## Task goal
The records below must be output exactly, without pictures.

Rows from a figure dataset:
* BEGIN *

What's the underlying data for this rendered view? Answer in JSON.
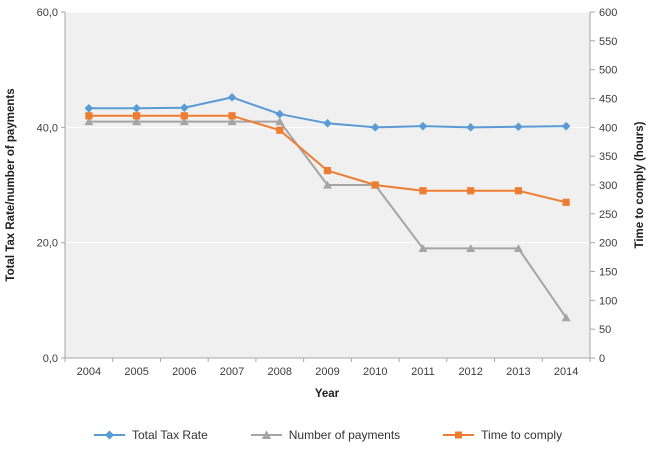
{
  "chart_data": {
    "type": "line",
    "title": "",
    "categories": [
      "2004",
      "2005",
      "2006",
      "2007",
      "2008",
      "2009",
      "2010",
      "2011",
      "2012",
      "2013",
      "2014"
    ],
    "x_axis": {
      "label": "Year"
    },
    "left_axis": {
      "label": "Total Tax Rate/number of payments",
      "min": 0,
      "max": 60,
      "step": 20,
      "tick_labels": [
        "0,0",
        "20,0",
        "40,0",
        "60,0"
      ]
    },
    "right_axis": {
      "label": "Time to comply (hours)",
      "min": 0,
      "max": 600,
      "step": 50,
      "tick_labels": [
        "0",
        "50",
        "100",
        "150",
        "200",
        "250",
        "300",
        "350",
        "400",
        "450",
        "500",
        "550",
        "600"
      ]
    },
    "series": [
      {
        "name": "Total Tax Rate",
        "axis": "left",
        "marker": "diamond",
        "color": "#5B9BD5",
        "values": [
          43.3,
          43.3,
          43.4,
          45.2,
          42.3,
          40.7,
          40.0,
          40.2,
          40.0,
          40.1,
          40.2
        ]
      },
      {
        "name": "Number of payments",
        "axis": "left",
        "marker": "triangle",
        "color": "#A5A5A5",
        "values": [
          41,
          41,
          41,
          41,
          41,
          30,
          30,
          19,
          19,
          19,
          7
        ]
      },
      {
        "name": "Time to comply",
        "axis": "right",
        "marker": "square",
        "color": "#ED7D31",
        "values": [
          420,
          420,
          420,
          420,
          395,
          325,
          300,
          290,
          290,
          290,
          270
        ]
      }
    ],
    "legend_position": "bottom",
    "grid": true,
    "colors": {
      "plot_background": "#F0F0F0",
      "gridline": "#FFFFFF",
      "axis_line": "#A6A6A6",
      "tick_text": "#3C3C3C",
      "title_text": "#1F1F1F"
    }
  }
}
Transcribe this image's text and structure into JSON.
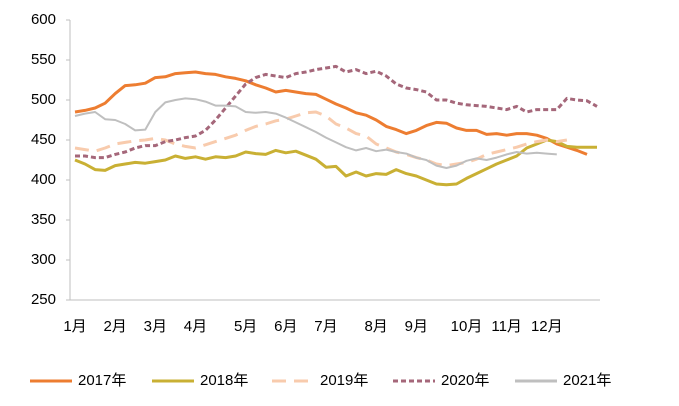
{
  "chart_data": {
    "type": "line",
    "categories": [
      "1月",
      null,
      null,
      null,
      "2月",
      null,
      null,
      null,
      "3月",
      null,
      null,
      null,
      "4月",
      null,
      null,
      null,
      null,
      "5月",
      null,
      null,
      null,
      "6月",
      null,
      null,
      null,
      "7月",
      null,
      null,
      null,
      null,
      "8月",
      null,
      null,
      null,
      "9月",
      null,
      null,
      null,
      null,
      "10月",
      null,
      null,
      null,
      "11月",
      null,
      null,
      null,
      "12月",
      null,
      null,
      null,
      null,
      null
    ],
    "ylim": [
      250,
      600
    ],
    "yticks": [
      250,
      300,
      350,
      400,
      450,
      500,
      550,
      600
    ],
    "grid": false,
    "legend": "bottom",
    "series": [
      {
        "name": "2017年",
        "color": "#ED7D31",
        "dash": "solid",
        "values": [
          485,
          487,
          490,
          496,
          508,
          518,
          519,
          521,
          528,
          529,
          533,
          534,
          535,
          533,
          532,
          529,
          527,
          524,
          519,
          515,
          510,
          512,
          510,
          508,
          507,
          501,
          495,
          490,
          484,
          481,
          475,
          467,
          463,
          458,
          462,
          468,
          472,
          471,
          465,
          462,
          462,
          457,
          458,
          456,
          458,
          458,
          456,
          452,
          445,
          441,
          437,
          432,
          null
        ]
      },
      {
        "name": "2018年",
        "color": "#C9B034",
        "dash": "solid",
        "values": [
          425,
          420,
          413,
          412,
          418,
          420,
          422,
          421,
          423,
          425,
          430,
          427,
          429,
          426,
          429,
          428,
          430,
          435,
          433,
          432,
          437,
          434,
          436,
          431,
          426,
          416,
          417,
          405,
          410,
          405,
          408,
          407,
          413,
          408,
          405,
          400,
          395,
          394,
          395,
          402,
          408,
          414,
          420,
          425,
          430,
          440,
          445,
          450,
          448,
          442,
          441,
          441,
          441
        ]
      },
      {
        "name": "2019年",
        "color": "#F8CBAD",
        "dash": "dashed",
        "values": [
          440,
          438,
          436,
          440,
          445,
          447,
          449,
          450,
          452,
          450,
          445,
          442,
          440,
          444,
          448,
          452,
          456,
          462,
          467,
          470,
          474,
          476,
          480,
          484,
          485,
          480,
          470,
          465,
          458,
          455,
          445,
          440,
          435,
          432,
          428,
          425,
          420,
          418,
          420,
          422,
          426,
          432,
          435,
          438,
          441,
          445,
          448,
          450,
          448,
          450,
          null,
          null,
          null
        ]
      },
      {
        "name": "2020年",
        "color": "#A5677A",
        "dash": "dotted",
        "values": [
          430,
          430,
          428,
          428,
          432,
          435,
          440,
          443,
          443,
          448,
          450,
          453,
          455,
          462,
          475,
          490,
          505,
          520,
          528,
          532,
          530,
          528,
          533,
          535,
          538,
          540,
          542,
          535,
          538,
          533,
          536,
          530,
          520,
          515,
          513,
          510,
          500,
          500,
          496,
          494,
          493,
          492,
          490,
          488,
          492,
          485,
          488,
          488,
          488,
          502,
          500,
          499,
          492
        ]
      },
      {
        "name": "2021年",
        "color": "#BFBFBF",
        "dash": "solid",
        "values": [
          480,
          483,
          485,
          476,
          475,
          470,
          462,
          463,
          485,
          497,
          500,
          502,
          501,
          498,
          493,
          493,
          492,
          485,
          484,
          485,
          483,
          478,
          472,
          466,
          460,
          453,
          447,
          441,
          437,
          440,
          436,
          438,
          435,
          433,
          428,
          425,
          418,
          415,
          418,
          424,
          427,
          425,
          428,
          432,
          435,
          433,
          434,
          433,
          432,
          null,
          null,
          null,
          null
        ]
      }
    ]
  }
}
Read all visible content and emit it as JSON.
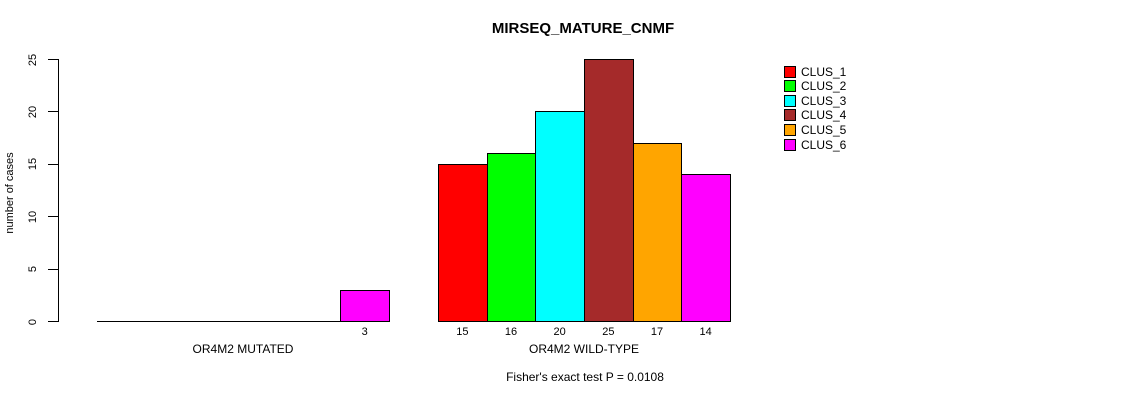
{
  "title": "MIRSEQ_MATURE_CNMF",
  "chart_data": {
    "type": "bar",
    "title": "MIRSEQ_MATURE_CNMF",
    "xlabel": "",
    "ylabel": "number of cases",
    "ylim": [
      0,
      25
    ],
    "yticks": [
      0,
      5,
      10,
      15,
      20,
      25
    ],
    "grid": false,
    "legend_position": "top-right",
    "legend_entries": [
      "CLUS_1",
      "CLUS_2",
      "CLUS_3",
      "CLUS_4",
      "CLUS_5",
      "CLUS_6"
    ],
    "colors": [
      "#FF0000",
      "#00FF00",
      "#00FFFF",
      "#A52A2A",
      "#FFA500",
      "#FF00FF"
    ],
    "categories": [
      "OR4M2 MUTATED",
      "OR4M2 WILD-TYPE"
    ],
    "series": [
      {
        "name": "CLUS_1",
        "values": [
          0,
          15
        ]
      },
      {
        "name": "CLUS_2",
        "values": [
          0,
          16
        ]
      },
      {
        "name": "CLUS_3",
        "values": [
          0,
          20
        ]
      },
      {
        "name": "CLUS_4",
        "values": [
          0,
          25
        ]
      },
      {
        "name": "CLUS_5",
        "values": [
          0,
          17
        ]
      },
      {
        "name": "CLUS_6",
        "values": [
          3,
          14
        ]
      }
    ],
    "groups": [
      {
        "label": "OR4M2 MUTATED",
        "values": [
          0,
          0,
          0,
          0,
          0,
          3
        ],
        "shown_value_labels": [
          "3"
        ]
      },
      {
        "label": "OR4M2 WILD-TYPE",
        "values": [
          15,
          16,
          20,
          25,
          17,
          14
        ],
        "shown_value_labels": [
          "15",
          "16",
          "20",
          "25",
          "17",
          "14"
        ]
      }
    ],
    "annotation": "Fisher's exact test P = 0.0108"
  }
}
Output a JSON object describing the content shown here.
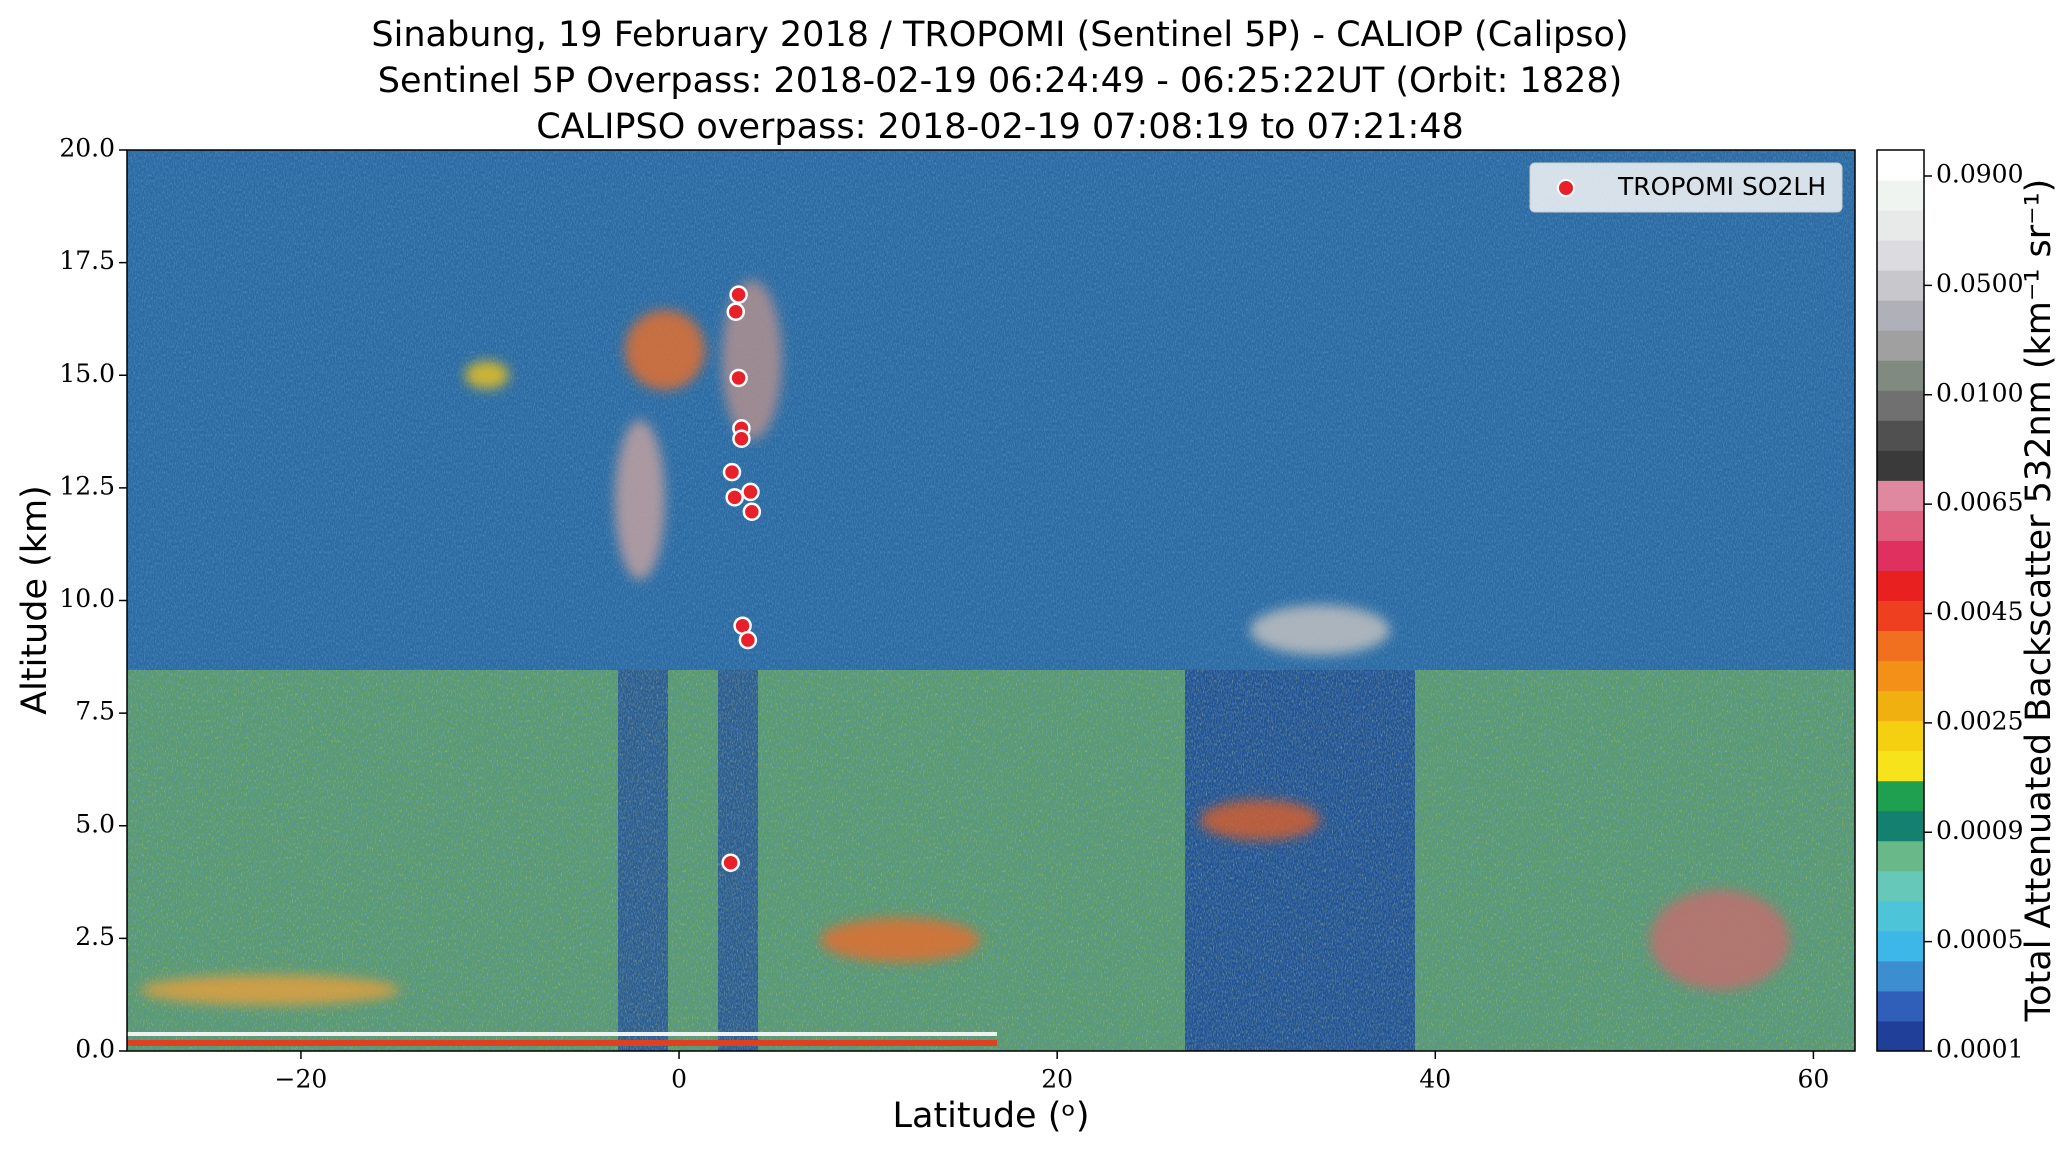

* END *

## Result below
What's the underlying data for this rendered view? Answer in JSON.
{
  "chart_data": {
    "type": "line",
    "title": "",
    "categories": [
      "2004",
      "2005",
      "2006",
      "2007",
      "2008",
      "2009",
      "2010",
      "2011",
      "2012",
      "2013",
      "2014"
    ],
    "x_axis": {
      "label": "Year"
    },
    "left_axis": {
      "label": "Total Tax Rate/number of payments",
      "min": 0,
      "max": 60,
      "step": 20,
      "tick_labels": [
        "0,0",
        "20,0",
        "40,0",
        "60,0"
      ]
    },
    "right_axis": {
      "label": "Time to comply (hours)",
      "min": 0,
      "max": 600,
      "step": 50,
      "tick_labels": [
        "0",
        "50",
        "100",
        "150",
        "200",
        "250",
        "300",
        "350",
        "400",
        "450",
        "500",
        "550",
        "600"
      ]
    },
    "series": [
      {
        "name": "Total Tax Rate",
        "axis": "left",
        "marker": "diamond",
        "color": "#5B9BD5",
        "values": [
          43.3,
          43.3,
          43.4,
          45.2,
          42.3,
          40.7,
          40.0,
          40.2,
          40.0,
          40.1,
          40.2
        ]
      },
      {
        "name": "Number of payments",
        "axis": "left",
        "marker": "triangle",
        "color": "#A5A5A5",
        "values": [
          41,
          41,
          41,
          41,
          41,
          30,
          30,
          19,
          19,
          19,
          7
        ]
      },
      {
        "name": "Time to comply",
        "axis": "right",
        "marker": "square",
        "color": "#ED7D31",
        "values": [
          420,
          420,
          420,
          420,
          395,
          325,
          300,
          290,
          290,
          290,
          270
        ]
      }
    ],
    "legend_position": "bottom",
    "grid": true,
    "colors": {
      "plot_background": "#F0F0F0",
      "gridline": "#FFFFFF",
      "axis_line": "#A6A6A6",
      "tick_text": "#3C3C3C",
      "title_text": "#1F1F1F"
    }
  }
}
Transcribe this image's text and structure into JSON.
{
  "chart_data": {
    "type": "line",
    "categories": [
      "1月",
      null,
      null,
      null,
      "2月",
      null,
      null,
      null,
      "3月",
      null,
      null,
      null,
      "4月",
      null,
      null,
      null,
      null,
      "5月",
      null,
      null,
      null,
      "6月",
      null,
      null,
      null,
      "7月",
      null,
      null,
      null,
      null,
      "8月",
      null,
      null,
      null,
      "9月",
      null,
      null,
      null,
      null,
      "10月",
      null,
      null,
      null,
      "11月",
      null,
      null,
      null,
      "12月",
      null,
      null,
      null,
      null,
      null
    ],
    "ylim": [
      250,
      600
    ],
    "yticks": [
      250,
      300,
      350,
      400,
      450,
      500,
      550,
      600
    ],
    "grid": false,
    "legend": "bottom",
    "series": [
      {
        "name": "2017年",
        "color": "#ED7D31",
        "dash": "solid",
        "values": [
          485,
          487,
          490,
          496,
          508,
          518,
          519,
          521,
          528,
          529,
          533,
          534,
          535,
          533,
          532,
          529,
          527,
          524,
          519,
          515,
          510,
          512,
          510,
          508,
          507,
          501,
          495,
          490,
          484,
          481,
          475,
          467,
          463,
          458,
          462,
          468,
          472,
          471,
          465,
          462,
          462,
          457,
          458,
          456,
          458,
          458,
          456,
          452,
          445,
          441,
          437,
          432,
          null
        ]
      },
      {
        "name": "2018年",
        "color": "#C9B034",
        "dash": "solid",
        "values": [
          425,
          420,
          413,
          412,
          418,
          420,
          422,
          421,
          423,
          425,
          430,
          427,
          429,
          426,
          429,
          428,
          430,
          435,
          433,
          432,
          437,
          434,
          436,
          431,
          426,
          416,
          417,
          405,
          410,
          405,
          408,
          407,
          413,
          408,
          405,
          400,
          395,
          394,
          395,
          402,
          408,
          414,
          420,
          425,
          430,
          440,
          445,
          450,
          448,
          442,
          441,
          441,
          441
        ]
      },
      {
        "name": "2019年",
        "color": "#F8CBAD",
        "dash": "dashed",
        "values": [
          440,
          438,
          436,
          440,
          445,
          447,
          449,
          450,
          452,
          450,
          445,
          442,
          440,
          444,
          448,
          452,
          456,
          462,
          467,
          470,
          474,
          476,
          480,
          484,
          485,
          480,
          470,
          465,
          458,
          455,
          445,
          440,
          435,
          432,
          428,
          425,
          420,
          418,
          420,
          422,
          426,
          432,
          435,
          438,
          441,
          445,
          448,
          450,
          448,
          450,
          null,
          null,
          null
        ]
      },
      {
        "name": "2020年",
        "color": "#A5677A",
        "dash": "dotted",
        "values": [
          430,
          430,
          428,
          428,
          432,
          435,
          440,
          443,
          443,
          448,
          450,
          453,
          455,
          462,
          475,
          490,
          505,
          520,
          528,
          532,
          530,
          528,
          533,
          535,
          538,
          540,
          542,
          535,
          538,
          533,
          536,
          530,
          520,
          515,
          513,
          510,
          500,
          500,
          496,
          494,
          493,
          492,
          490,
          488,
          492,
          485,
          488,
          488,
          488,
          502,
          500,
          499,
          492
        ]
      },
      {
        "name": "2021年",
        "color": "#BFBFBF",
        "dash": "solid",
        "values": [
          480,
          483,
          485,
          476,
          475,
          470,
          462,
          463,
          485,
          497,
          500,
          502,
          501,
          498,
          493,
          493,
          492,
          485,
          484,
          485,
          483,
          478,
          472,
          466,
          460,
          453,
          447,
          441,
          437,
          440,
          436,
          438,
          435,
          433,
          428,
          425,
          418,
          415,
          418,
          424,
          427,
          425,
          428,
          432,
          435,
          433,
          434,
          433,
          432,
          null,
          null,
          null,
          null
        ]
      }
    ]
  }
}
Read all visible content and emit it as JSON.
{
  "title": "MIRSEQ_MATURE_CNMF",
  "chart_data": {
    "type": "bar",
    "title": "MIRSEQ_MATURE_CNMF",
    "xlabel": "",
    "ylabel": "number of cases",
    "ylim": [
      0,
      25
    ],
    "yticks": [
      0,
      5,
      10,
      15,
      20,
      25
    ],
    "grid": false,
    "legend_position": "top-right",
    "legend_entries": [
      "CLUS_1",
      "CLUS_2",
      "CLUS_3",
      "CLUS_4",
      "CLUS_5",
      "CLUS_6"
    ],
    "colors": [
      "#FF0000",
      "#00FF00",
      "#00FFFF",
      "#A52A2A",
      "#FFA500",
      "#FF00FF"
    ],
    "categories": [
      "OR4M2 MUTATED",
      "OR4M2 WILD-TYPE"
    ],
    "series": [
      {
        "name": "CLUS_1",
        "values": [
          0,
          15
        ]
      },
      {
        "name": "CLUS_2",
        "values": [
          0,
          16
        ]
      },
      {
        "name": "CLUS_3",
        "values": [
          0,
          20
        ]
      },
      {
        "name": "CLUS_4",
        "values": [
          0,
          25
        ]
      },
      {
        "name": "CLUS_5",
        "values": [
          0,
          17
        ]
      },
      {
        "name": "CLUS_6",
        "values": [
          3,
          14
        ]
      }
    ],
    "groups": [
      {
        "label": "OR4M2 MUTATED",
        "values": [
          0,
          0,
          0,
          0,
          0,
          3
        ],
        "shown_value_labels": [
          "3"
        ]
      },
      {
        "label": "OR4M2 WILD-TYPE",
        "values": [
          15,
          16,
          20,
          25,
          17,
          14
        ],
        "shown_value_labels": [
          "15",
          "16",
          "20",
          "25",
          "17",
          "14"
        ]
      }
    ],
    "annotation": "Fisher's exact test P = 0.0108"
  }
}
Output a JSON object describing the content shown here.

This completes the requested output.